**WORK TO COMPLETE**
**a)** In the message about OpenSolaris communities and projects, what does the website definition say communities do not have?
**b)** Rewrite the paragraph beginning "OpenSolaris projects are collaborative efforts" from the message about OpenSolaris communities and projects as a short bulleted list that keeps its main facts.
**c)** From the message about OpenSolaris communities and projects, retype the passage from "OpenSolaris communities are" up to and including "independently." without any changes.

Martin Bochnig wrote:
if you do see a difference {community  <--versus--> project}, then okay.
i would appreciate it, if someone could and actually would explain it to me.


I believe that there are several different/conflicting definitions
in play:

Scenario #1: The proposed constitution

ARTICLE VII. Community Groups

    7.1. Purpose. In order to promote a diversity of activities
         within the OpenSolaris Community and to provide a means
         for self-governance within those activities, the Open-
         Solaris Community is held to be composed of Community
         Groups that are initiated by the OGB for the purpose of
         focused management and accomplishment of a given set of
         activities. Community Groups are, in turn, responsible
         for initiating and managing projects to accomplish those
         activities.

The OS.o website definitions:

    OpenSolaris communities are social groups whose members engage
    in open conversations and will have representation in the
    governance process.  Although communities do not have source
    repositories, it's expected that communities will endorse
    technical projects and have projects of their own.

    OpenSolaris projects are collaborative efforts that produce
    objects such as code changes, documents, graphics, or
    collaboratively authored products.  Projects will have code
    repositories and committers and can live within a community or
    independently.

**GIVEN INFORMATION**

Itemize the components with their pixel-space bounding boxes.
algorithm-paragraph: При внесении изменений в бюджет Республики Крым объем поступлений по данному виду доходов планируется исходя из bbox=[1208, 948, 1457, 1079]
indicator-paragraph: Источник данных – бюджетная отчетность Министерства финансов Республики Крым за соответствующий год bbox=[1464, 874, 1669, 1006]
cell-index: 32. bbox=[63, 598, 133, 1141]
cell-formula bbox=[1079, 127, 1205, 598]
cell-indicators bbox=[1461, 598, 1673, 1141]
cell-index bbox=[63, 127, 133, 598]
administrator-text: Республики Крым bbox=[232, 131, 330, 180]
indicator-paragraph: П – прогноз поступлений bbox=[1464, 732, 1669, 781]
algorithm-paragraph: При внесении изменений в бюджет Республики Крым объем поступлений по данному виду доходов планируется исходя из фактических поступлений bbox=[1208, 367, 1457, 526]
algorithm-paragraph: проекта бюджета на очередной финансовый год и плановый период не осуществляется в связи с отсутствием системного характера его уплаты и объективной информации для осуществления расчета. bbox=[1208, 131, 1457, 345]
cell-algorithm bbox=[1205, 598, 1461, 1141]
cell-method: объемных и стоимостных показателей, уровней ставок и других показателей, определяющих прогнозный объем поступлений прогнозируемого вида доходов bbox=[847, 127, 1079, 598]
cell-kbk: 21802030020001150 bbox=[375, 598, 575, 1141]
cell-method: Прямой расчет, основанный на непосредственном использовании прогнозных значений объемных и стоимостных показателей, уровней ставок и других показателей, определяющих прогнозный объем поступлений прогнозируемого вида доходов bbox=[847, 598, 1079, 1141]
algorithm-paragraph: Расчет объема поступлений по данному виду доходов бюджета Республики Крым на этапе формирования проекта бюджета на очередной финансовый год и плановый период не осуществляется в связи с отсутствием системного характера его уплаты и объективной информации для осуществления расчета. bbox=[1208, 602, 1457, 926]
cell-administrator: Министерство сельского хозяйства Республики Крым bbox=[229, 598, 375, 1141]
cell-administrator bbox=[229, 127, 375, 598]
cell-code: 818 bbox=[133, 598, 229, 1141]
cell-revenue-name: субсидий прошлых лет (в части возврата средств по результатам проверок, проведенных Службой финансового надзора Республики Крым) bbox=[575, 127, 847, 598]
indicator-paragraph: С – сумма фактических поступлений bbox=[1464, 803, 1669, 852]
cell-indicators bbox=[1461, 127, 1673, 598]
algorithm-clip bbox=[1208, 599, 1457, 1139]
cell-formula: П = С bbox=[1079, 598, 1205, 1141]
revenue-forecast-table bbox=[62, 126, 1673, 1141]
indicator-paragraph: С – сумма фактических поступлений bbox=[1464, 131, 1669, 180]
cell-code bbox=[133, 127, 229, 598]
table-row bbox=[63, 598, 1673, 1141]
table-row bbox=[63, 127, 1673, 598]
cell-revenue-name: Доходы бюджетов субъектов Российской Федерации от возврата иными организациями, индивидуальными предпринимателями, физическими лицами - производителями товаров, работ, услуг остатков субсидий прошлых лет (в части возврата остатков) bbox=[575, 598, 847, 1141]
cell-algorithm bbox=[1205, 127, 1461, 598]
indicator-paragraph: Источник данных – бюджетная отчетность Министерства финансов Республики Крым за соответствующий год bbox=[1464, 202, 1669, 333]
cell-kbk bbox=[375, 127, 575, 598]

**ANSWERS IN ORDER**
**a)** Source repositories.

**b)**
- OpenSolaris projects are collaborative efforts.
- They produce objects such as code changes, documents, graphics, or collaboratively authored products.
- They will have code repositories and committers.
- They can live within a community or independently.

**c)**
OpenSolaris communities are social groups whose members engage
    in open conversations and will have representation in the
    governance process.  Although communities do not have source
    repositories, it's expected that communities will endorse
    technical projects and have projects of their own.

    OpenSolaris projects are collaborative efforts that produce
    objects such as code changes, documents, graphics, or
    collaboratively authored products.  Projects will have code
    repositories and committers and can live within a community or
    independently.